→ Task to carry out
Each entry needs to be restated exactly as written.

→ Given data
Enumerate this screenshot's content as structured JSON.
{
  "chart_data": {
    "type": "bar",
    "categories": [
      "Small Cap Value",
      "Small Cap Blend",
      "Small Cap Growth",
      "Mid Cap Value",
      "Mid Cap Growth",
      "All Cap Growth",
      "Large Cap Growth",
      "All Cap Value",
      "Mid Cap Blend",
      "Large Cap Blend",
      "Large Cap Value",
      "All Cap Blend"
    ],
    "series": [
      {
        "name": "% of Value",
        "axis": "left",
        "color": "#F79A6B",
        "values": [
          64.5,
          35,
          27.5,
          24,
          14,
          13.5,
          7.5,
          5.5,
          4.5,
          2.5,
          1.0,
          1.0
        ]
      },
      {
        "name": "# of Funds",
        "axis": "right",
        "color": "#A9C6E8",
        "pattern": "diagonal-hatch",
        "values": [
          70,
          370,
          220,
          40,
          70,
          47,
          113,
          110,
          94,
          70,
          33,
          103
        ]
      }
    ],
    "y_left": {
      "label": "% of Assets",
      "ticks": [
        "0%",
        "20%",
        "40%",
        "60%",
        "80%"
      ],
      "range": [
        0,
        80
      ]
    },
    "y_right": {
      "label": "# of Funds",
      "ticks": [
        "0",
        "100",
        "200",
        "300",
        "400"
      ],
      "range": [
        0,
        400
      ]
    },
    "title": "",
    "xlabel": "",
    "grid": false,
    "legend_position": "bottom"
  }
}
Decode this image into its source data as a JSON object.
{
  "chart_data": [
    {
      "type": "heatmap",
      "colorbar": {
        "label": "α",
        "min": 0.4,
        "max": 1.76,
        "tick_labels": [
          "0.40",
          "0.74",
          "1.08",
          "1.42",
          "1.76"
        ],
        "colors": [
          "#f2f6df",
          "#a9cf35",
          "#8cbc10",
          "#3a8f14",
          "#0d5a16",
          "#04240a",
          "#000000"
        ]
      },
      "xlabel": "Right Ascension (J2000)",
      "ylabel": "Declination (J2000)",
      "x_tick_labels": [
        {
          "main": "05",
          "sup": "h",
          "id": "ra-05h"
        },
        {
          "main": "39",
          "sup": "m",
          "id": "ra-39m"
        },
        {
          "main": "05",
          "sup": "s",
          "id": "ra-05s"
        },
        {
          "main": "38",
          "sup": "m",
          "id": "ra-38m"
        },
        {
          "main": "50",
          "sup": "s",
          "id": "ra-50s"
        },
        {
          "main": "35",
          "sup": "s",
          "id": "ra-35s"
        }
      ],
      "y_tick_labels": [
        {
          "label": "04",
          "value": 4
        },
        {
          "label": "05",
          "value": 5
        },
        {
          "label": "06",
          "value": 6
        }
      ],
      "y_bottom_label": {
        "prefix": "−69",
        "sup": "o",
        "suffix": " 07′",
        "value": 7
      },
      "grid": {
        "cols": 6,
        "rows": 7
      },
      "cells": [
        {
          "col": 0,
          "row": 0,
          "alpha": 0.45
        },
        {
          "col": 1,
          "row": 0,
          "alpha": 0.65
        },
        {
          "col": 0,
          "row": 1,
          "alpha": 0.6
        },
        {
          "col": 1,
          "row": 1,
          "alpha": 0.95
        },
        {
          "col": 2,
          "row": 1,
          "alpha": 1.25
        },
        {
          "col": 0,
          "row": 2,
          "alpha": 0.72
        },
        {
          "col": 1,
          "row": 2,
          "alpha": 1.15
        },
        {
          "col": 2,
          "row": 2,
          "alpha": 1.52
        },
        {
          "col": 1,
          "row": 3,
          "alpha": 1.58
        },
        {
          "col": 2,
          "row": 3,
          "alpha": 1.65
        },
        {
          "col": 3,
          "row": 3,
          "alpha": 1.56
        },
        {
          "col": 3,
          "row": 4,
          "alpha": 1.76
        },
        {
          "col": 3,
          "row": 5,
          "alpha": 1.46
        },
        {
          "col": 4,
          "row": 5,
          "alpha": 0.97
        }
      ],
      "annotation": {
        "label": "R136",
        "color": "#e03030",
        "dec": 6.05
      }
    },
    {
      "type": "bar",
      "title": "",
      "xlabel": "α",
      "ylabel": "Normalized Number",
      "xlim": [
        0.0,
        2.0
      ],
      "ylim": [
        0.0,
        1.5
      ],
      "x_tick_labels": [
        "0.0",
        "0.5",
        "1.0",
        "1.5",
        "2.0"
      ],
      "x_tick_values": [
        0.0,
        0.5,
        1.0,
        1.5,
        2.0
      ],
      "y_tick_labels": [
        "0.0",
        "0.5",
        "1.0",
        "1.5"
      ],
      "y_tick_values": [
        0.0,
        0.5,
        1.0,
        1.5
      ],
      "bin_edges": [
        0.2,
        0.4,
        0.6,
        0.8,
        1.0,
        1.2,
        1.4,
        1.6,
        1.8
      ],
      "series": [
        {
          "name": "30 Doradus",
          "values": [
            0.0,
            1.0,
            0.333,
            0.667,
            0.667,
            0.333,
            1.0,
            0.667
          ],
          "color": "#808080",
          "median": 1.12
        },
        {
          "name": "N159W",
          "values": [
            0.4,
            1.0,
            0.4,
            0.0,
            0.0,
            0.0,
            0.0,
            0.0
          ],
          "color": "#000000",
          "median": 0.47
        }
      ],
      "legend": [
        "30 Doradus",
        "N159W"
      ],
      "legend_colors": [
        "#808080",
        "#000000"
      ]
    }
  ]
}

→ Answer to the exercise
Enumerate this screenshot's content as structured JSON.
{
  "chart_data": {
    "type": "bar",
    "categories": [
      "Small Cap Value",
      "Small Cap Blend",
      "Small Cap Growth",
      "Mid Cap Value",
      "Mid Cap Growth",
      "All Cap Growth",
      "Large Cap Growth",
      "All Cap Value",
      "Mid Cap Blend",
      "Large Cap Blend",
      "Large Cap Value",
      "All Cap Blend"
    ],
    "series": [
      {
        "name": "% of Value",
        "axis": "left",
        "color": "#F79A6B",
        "values": [
          64.5,
          35,
          27.5,
          24,
          14,
          13.5,
          7.5,
          5.5,
          4.5,
          2.5,
          1.0,
          1.0
        ]
      },
      {
        "name": "# of Funds",
        "axis": "right",
        "color": "#A9C6E8",
        "pattern": "diagonal-hatch",
        "values": [
          70,
          370,
          220,
          40,
          70,
          47,
          113,
          110,
          94,
          70,
          33,
          103
        ]
      }
    ],
    "y_left": {
      "label": "% of Assets",
      "ticks": [
        "0%",
        "20%",
        "40%",
        "60%",
        "80%"
      ],
      "range": [
        0,
        80
      ]
    },
    "y_right": {
      "label": "# of Funds",
      "ticks": [
        "0",
        "100",
        "200",
        "300",
        "400"
      ],
      "range": [
        0,
        400
      ]
    },
    "title": "",
    "xlabel": "",
    "grid": false,
    "legend_position": "bottom"
  }
}
Decode this image into its source data as a JSON object.
{
  "chart_data": [
    {
      "type": "heatmap",
      "colorbar": {
        "label": "α",
        "min": 0.4,
        "max": 1.76,
        "tick_labels": [
          "0.40",
          "0.74",
          "1.08",
          "1.42",
          "1.76"
        ],
        "colors": [
          "#f2f6df",
          "#a9cf35",
          "#8cbc10",
          "#3a8f14",
          "#0d5a16",
          "#04240a",
          "#000000"
        ]
      },
      "xlabel": "Right Ascension (J2000)",
      "ylabel": "Declination (J2000)",
      "x_tick_labels": [
        {
          "main": "05",
          "sup": "h",
          "id": "ra-05h"
        },
        {
          "main": "39",
          "sup": "m",
          "id": "ra-39m"
        },
        {
          "main": "05",
          "sup": "s",
          "id": "ra-05s"
        },
        {
          "main": "38",
          "sup": "m",
          "id": "ra-38m"
        },
        {
          "main": "50",
          "sup": "s",
          "id": "ra-50s"
        },
        {
          "main": "35",
          "sup": "s",
          "id": "ra-35s"
        }
      ],
      "y_tick_labels": [
        {
          "label": "04",
          "value": 4
        },
        {
          "label": "05",
          "value": 5
        },
        {
          "label": "06",
          "value": 6
        }
      ],
      "y_bottom_label": {
        "prefix": "−69",
        "sup": "o",
        "suffix": " 07′",
        "value": 7
      },
      "grid": {
        "cols": 6,
        "rows": 7
      },
      "cells": [
        {
          "col": 0,
          "row": 0,
          "alpha": 0.45
        },
        {
          "col": 1,
          "row": 0,
          "alpha": 0.65
        },
        {
          "col": 0,
          "row": 1,
          "alpha": 0.6
        },
        {
          "col": 1,
          "row": 1,
          "alpha": 0.95
        },
        {
          "col": 2,
          "row": 1,
          "alpha": 1.25
        },
        {
          "col": 0,
          "row": 2,
          "alpha": 0.72
        },
        {
          "col": 1,
          "row": 2,
          "alpha": 1.15
        },
        {
          "col": 2,
          "row": 2,
          "alpha": 1.52
        },
        {
          "col": 1,
          "row": 3,
          "alpha": 1.58
        },
        {
          "col": 2,
          "row": 3,
          "alpha": 1.65
        },
        {
          "col": 3,
          "row": 3,
          "alpha": 1.56
        },
        {
          "col": 3,
          "row": 4,
          "alpha": 1.76
        },
        {
          "col": 3,
          "row": 5,
          "alpha": 1.46
        },
        {
          "col": 4,
          "row": 5,
          "alpha": 0.97
        }
      ],
      "annotation": {
        "label": "R136",
        "color": "#e03030",
        "dec": 6.05
      }
    },
    {
      "type": "bar",
      "title": "",
      "xlabel": "α",
      "ylabel": "Normalized Number",
      "xlim": [
        0.0,
        2.0
      ],
      "ylim": [
        0.0,
        1.5
      ],
      "x_tick_labels": [
        "0.0",
        "0.5",
        "1.0",
        "1.5",
        "2.0"
      ],
      "x_tick_values": [
        0.0,
        0.5,
        1.0,
        1.5,
        2.0
      ],
      "y_tick_labels": [
        "0.0",
        "0.5",
        "1.0",
        "1.5"
      ],
      "y_tick_values": [
        0.0,
        0.5,
        1.0,
        1.5
      ],
      "bin_edges": [
        0.2,
        0.4,
        0.6,
        0.8,
        1.0,
        1.2,
        1.4,
        1.6,
        1.8
      ],
      "series": [
        {
          "name": "30 Doradus",
          "values": [
            0.0,
            1.0,
            0.333,
            0.667,
            0.667,
            0.333,
            1.0,
            0.667
          ],
          "color": "#808080",
          "median": 1.12
        },
        {
          "name": "N159W",
          "values": [
            0.4,
            1.0,
            0.4,
            0.0,
            0.0,
            0.0,
            0.0,
            0.0
          ],
          "color": "#000000",
          "median": 0.47
        }
      ],
      "legend": [
        "30 Doradus",
        "N159W"
      ],
      "legend_colors": [
        "#808080",
        "#000000"
      ]
    }
  ]
}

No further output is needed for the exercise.